### What you will do
Pull out every line from the listing that has the word "Anim".

— Begin —

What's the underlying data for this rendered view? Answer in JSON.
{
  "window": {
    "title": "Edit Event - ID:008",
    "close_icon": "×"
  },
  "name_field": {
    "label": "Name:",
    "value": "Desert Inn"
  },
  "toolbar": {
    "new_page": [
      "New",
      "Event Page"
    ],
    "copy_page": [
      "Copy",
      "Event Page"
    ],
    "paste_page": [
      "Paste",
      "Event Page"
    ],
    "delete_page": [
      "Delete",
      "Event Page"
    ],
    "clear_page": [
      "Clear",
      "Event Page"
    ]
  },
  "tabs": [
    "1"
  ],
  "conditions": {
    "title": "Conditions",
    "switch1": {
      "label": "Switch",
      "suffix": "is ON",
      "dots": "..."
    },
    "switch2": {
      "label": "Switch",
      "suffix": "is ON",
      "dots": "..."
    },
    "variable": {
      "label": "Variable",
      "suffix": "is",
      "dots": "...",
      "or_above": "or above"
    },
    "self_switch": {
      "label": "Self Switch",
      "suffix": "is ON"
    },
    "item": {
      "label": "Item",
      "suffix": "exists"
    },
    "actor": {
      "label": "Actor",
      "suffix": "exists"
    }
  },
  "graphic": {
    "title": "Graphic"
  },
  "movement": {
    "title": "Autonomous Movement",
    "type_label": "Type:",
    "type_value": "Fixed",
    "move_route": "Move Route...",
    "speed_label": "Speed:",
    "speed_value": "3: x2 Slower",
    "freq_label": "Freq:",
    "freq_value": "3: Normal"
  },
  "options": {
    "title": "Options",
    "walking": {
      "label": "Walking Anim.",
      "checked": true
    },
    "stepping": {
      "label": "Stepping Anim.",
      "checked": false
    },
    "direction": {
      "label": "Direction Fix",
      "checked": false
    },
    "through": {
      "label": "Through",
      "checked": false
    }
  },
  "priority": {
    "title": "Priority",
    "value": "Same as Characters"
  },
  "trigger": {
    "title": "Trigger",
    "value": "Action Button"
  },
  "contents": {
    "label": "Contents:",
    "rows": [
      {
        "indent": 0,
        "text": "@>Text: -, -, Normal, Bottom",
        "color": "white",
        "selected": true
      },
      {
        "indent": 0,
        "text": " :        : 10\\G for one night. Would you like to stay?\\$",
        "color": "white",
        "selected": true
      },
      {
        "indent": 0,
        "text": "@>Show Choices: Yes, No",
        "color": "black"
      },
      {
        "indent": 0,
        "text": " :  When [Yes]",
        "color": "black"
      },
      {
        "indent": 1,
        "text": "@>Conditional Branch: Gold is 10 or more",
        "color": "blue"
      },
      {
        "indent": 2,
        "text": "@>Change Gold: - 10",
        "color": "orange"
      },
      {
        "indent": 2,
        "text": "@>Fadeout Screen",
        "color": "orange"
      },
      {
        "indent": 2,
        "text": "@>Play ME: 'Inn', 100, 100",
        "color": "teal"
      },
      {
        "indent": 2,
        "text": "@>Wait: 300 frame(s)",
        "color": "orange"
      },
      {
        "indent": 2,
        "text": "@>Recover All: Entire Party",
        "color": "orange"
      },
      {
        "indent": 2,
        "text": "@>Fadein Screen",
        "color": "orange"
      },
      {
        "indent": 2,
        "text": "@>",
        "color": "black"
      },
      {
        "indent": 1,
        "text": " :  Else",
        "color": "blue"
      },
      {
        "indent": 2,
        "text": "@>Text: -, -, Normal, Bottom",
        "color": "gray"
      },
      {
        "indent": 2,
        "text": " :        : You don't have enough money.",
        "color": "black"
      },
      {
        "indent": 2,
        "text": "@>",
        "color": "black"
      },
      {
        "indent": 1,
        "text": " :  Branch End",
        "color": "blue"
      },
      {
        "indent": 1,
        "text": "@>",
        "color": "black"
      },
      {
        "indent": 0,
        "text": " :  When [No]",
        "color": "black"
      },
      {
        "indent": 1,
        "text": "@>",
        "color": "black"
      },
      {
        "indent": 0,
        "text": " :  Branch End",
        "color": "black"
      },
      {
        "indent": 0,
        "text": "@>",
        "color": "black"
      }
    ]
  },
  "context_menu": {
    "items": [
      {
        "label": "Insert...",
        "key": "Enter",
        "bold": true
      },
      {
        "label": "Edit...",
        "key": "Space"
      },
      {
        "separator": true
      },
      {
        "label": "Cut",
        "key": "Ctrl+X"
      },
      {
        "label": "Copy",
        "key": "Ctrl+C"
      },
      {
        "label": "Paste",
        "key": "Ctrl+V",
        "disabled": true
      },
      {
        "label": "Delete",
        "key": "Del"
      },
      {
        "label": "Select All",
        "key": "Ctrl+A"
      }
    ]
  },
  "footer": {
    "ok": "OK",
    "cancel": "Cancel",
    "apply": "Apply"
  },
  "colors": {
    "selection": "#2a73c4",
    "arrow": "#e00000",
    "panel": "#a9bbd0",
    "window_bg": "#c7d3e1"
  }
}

— End —

### Answer to the exercise
      "label": "Walking Anim.",
      "label": "Stepping Anim.",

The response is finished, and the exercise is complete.